### WHAT THIS TASK INVOLVES
Write out the records below word for word, please.

### THE RECORDS

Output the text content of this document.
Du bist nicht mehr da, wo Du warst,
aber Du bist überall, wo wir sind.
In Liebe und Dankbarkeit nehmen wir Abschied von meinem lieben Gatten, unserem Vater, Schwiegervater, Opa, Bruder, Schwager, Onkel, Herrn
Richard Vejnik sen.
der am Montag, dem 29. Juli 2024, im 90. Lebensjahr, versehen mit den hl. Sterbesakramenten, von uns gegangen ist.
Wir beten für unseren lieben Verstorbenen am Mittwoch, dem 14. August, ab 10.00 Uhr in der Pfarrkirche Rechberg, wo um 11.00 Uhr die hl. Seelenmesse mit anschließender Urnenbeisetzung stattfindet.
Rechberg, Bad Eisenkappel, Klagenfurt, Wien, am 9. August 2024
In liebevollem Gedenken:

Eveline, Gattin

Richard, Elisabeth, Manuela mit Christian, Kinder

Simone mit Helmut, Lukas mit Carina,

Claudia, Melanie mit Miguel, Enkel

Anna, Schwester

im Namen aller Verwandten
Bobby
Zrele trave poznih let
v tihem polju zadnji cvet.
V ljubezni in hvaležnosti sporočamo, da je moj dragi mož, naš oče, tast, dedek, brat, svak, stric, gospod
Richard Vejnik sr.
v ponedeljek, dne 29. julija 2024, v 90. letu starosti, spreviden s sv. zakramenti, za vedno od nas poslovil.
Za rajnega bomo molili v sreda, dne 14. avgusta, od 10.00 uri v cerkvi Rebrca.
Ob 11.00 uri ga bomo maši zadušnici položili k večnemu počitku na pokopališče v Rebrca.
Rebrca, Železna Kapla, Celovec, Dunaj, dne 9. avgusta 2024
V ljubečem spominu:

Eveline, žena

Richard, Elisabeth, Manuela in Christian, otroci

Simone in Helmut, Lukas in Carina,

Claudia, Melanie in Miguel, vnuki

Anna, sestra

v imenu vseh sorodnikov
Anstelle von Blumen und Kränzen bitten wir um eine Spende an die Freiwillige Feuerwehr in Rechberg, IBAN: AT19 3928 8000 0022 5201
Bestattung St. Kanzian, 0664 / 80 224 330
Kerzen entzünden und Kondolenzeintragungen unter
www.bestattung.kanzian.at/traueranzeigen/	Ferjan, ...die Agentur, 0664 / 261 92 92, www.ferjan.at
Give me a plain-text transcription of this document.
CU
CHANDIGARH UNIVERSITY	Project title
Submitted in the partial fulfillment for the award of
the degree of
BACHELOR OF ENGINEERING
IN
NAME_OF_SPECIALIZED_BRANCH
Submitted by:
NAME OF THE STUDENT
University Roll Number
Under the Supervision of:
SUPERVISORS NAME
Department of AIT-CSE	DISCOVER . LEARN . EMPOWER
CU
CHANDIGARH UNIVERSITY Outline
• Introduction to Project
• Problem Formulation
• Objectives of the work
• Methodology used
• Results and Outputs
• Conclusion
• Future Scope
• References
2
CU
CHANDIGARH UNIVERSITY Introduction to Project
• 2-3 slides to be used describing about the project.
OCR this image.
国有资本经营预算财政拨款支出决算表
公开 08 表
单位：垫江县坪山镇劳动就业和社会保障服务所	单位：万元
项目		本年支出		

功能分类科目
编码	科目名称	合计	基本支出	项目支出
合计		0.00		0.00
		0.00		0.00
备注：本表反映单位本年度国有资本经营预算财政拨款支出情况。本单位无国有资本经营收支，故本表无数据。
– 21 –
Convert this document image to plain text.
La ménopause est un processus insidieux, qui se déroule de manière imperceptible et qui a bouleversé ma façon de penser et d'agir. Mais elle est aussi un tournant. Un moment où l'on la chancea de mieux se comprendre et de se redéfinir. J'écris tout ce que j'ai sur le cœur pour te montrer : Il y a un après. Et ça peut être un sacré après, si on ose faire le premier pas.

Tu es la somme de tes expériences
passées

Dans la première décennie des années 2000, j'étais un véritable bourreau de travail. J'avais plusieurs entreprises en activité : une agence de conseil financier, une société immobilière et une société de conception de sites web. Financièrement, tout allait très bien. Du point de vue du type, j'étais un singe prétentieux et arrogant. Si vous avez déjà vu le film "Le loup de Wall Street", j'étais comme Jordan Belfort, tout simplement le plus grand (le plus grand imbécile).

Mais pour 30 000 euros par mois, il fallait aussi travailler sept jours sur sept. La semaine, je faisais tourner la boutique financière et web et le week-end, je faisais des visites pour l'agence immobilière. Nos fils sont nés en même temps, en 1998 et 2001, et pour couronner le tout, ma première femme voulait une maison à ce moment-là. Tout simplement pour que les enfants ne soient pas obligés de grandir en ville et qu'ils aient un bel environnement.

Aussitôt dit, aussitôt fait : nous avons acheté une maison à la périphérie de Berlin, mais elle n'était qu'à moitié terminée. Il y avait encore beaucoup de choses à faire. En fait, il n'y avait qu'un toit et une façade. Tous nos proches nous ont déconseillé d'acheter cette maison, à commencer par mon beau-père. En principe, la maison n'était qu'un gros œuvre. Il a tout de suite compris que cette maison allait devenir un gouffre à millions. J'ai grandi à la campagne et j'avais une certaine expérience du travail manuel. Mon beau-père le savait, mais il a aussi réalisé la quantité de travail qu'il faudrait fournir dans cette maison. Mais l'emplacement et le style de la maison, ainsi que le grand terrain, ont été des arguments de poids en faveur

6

### COMPLETE OUTPUT
Output the text content of this document.
Du bist nicht mehr da, wo Du warst,
aber Du bist überall, wo wir sind.
In Liebe und Dankbarkeit nehmen wir Abschied von meinem lieben Gatten, unserem Vater, Schwiegervater, Opa, Bruder, Schwager, Onkel, Herrn
Richard Vejnik sen.
der am Montag, dem 29. Juli 2024, im 90. Lebensjahr, versehen mit den hl. Sterbesakramenten, von uns gegangen ist.
Wir beten für unseren lieben Verstorbenen am Mittwoch, dem 14. August, ab 10.00 Uhr in der Pfarrkirche Rechberg, wo um 11.00 Uhr die hl. Seelenmesse mit anschließender Urnenbeisetzung stattfindet.
Rechberg, Bad Eisenkappel, Klagenfurt, Wien, am 9. August 2024
In liebevollem Gedenken:

Eveline, Gattin

Richard, Elisabeth, Manuela mit Christian, Kinder

Simone mit Helmut, Lukas mit Carina,

Claudia, Melanie mit Miguel, Enkel

Anna, Schwester

im Namen aller Verwandten
Bobby
Zrele trave poznih let
v tihem polju zadnji cvet.
V ljubezni in hvaležnosti sporočamo, da je moj dragi mož, naš oče, tast, dedek, brat, svak, stric, gospod
Richard Vejnik sr.
v ponedeljek, dne 29. julija 2024, v 90. letu starosti, spreviden s sv. zakramenti, za vedno od nas poslovil.
Za rajnega bomo molili v sreda, dne 14. avgusta, od 10.00 uri v cerkvi Rebrca.
Ob 11.00 uri ga bomo maši zadušnici položili k večnemu počitku na pokopališče v Rebrca.
Rebrca, Železna Kapla, Celovec, Dunaj, dne 9. avgusta 2024
V ljubečem spominu:

Eveline, žena

Richard, Elisabeth, Manuela in Christian, otroci

Simone in Helmut, Lukas in Carina,

Claudia, Melanie in Miguel, vnuki

Anna, sestra

v imenu vseh sorodnikov
Anstelle von Blumen und Kränzen bitten wir um eine Spende an die Freiwillige Feuerwehr in Rechberg, IBAN: AT19 3928 8000 0022 5201
Bestattung St. Kanzian, 0664 / 80 224 330
Kerzen entzünden und Kondolenzeintragungen unter
www.bestattung.kanzian.at/traueranzeigen/	Ferjan, ...die Agentur, 0664 / 261 92 92, www.ferjan.at
Give me a plain-text transcription of this document.
CU
CHANDIGARH UNIVERSITY	Project title
Submitted in the partial fulfillment for the award of
the degree of
BACHELOR OF ENGINEERING
IN
NAME_OF_SPECIALIZED_BRANCH
Submitted by:
NAME OF THE STUDENT
University Roll Number
Under the Supervision of:
SUPERVISORS NAME
Department of AIT-CSE	DISCOVER . LEARN . EMPOWER
CU
CHANDIGARH UNIVERSITY Outline
• Introduction to Project
• Problem Formulation
• Objectives of the work
• Methodology used
• Results and Outputs
• Conclusion
• Future Scope
• References
2
CU
CHANDIGARH UNIVERSITY Introduction to Project
• 2-3 slides to be used describing about the project.
OCR this image.
国有资本经营预算财政拨款支出决算表
公开 08 表
单位：垫江县坪山镇劳动就业和社会保障服务所	单位：万元
项目		本年支出		

功能分类科目
编码	科目名称	合计	基本支出	项目支出
合计		0.00		0.00
		0.00		0.00
备注：本表反映单位本年度国有资本经营预算财政拨款支出情况。本单位无国有资本经营收支，故本表无数据。
– 21 –
Convert this document image to plain text.
La ménopause est un processus insidieux, qui se déroule de manière imperceptible et qui a bouleversé ma façon de penser et d'agir. Mais elle est aussi un tournant. Un moment où l'on la chancea de mieux se comprendre et de se redéfinir. J'écris tout ce que j'ai sur le cœur pour te montrer : Il y a un après. Et ça peut être un sacré après, si on ose faire le premier pas.

Tu es la somme de tes expériences
passées

Dans la première décennie des années 2000, j'étais un véritable bourreau de travail. J'avais plusieurs entreprises en activité : une agence de conseil financier, une société immobilière et une société de conception de sites web. Financièrement, tout allait très bien. Du point de vue du type, j'étais un singe prétentieux et arrogant. Si vous avez déjà vu le film "Le loup de Wall Street", j'étais comme Jordan Belfort, tout simplement le plus grand (le plus grand imbécile).

Mais pour 30 000 euros par mois, il fallait aussi travailler sept jours sur sept. La semaine, je faisais tourner la boutique financière et web et le week-end, je faisais des visites pour l'agence immobilière. Nos fils sont nés en même temps, en 1998 et 2001, et pour couronner le tout, ma première femme voulait une maison à ce moment-là. Tout simplement pour que les enfants ne soient pas obligés de grandir en ville et qu'ils aient un bel environnement.

Aussitôt dit, aussitôt fait : nous avons acheté une maison à la périphérie de Berlin, mais elle n'était qu'à moitié terminée. Il y avait encore beaucoup de choses à faire. En fait, il n'y avait qu'un toit et une façade. Tous nos proches nous ont déconseillé d'acheter cette maison, à commencer par mon beau-père. En principe, la maison n'était qu'un gros œuvre. Il a tout de suite compris que cette maison allait devenir un gouffre à millions. J'ai grandi à la campagne et j'avais une certaine expérience du travail manuel. Mon beau-père le savait, mais il a aussi réalisé la quantité de travail qu'il faudrait fournir dans cette maison. Mais l'emplacement et le style de la maison, ainsi que le grand terrain, ont été des arguments de poids en faveur

6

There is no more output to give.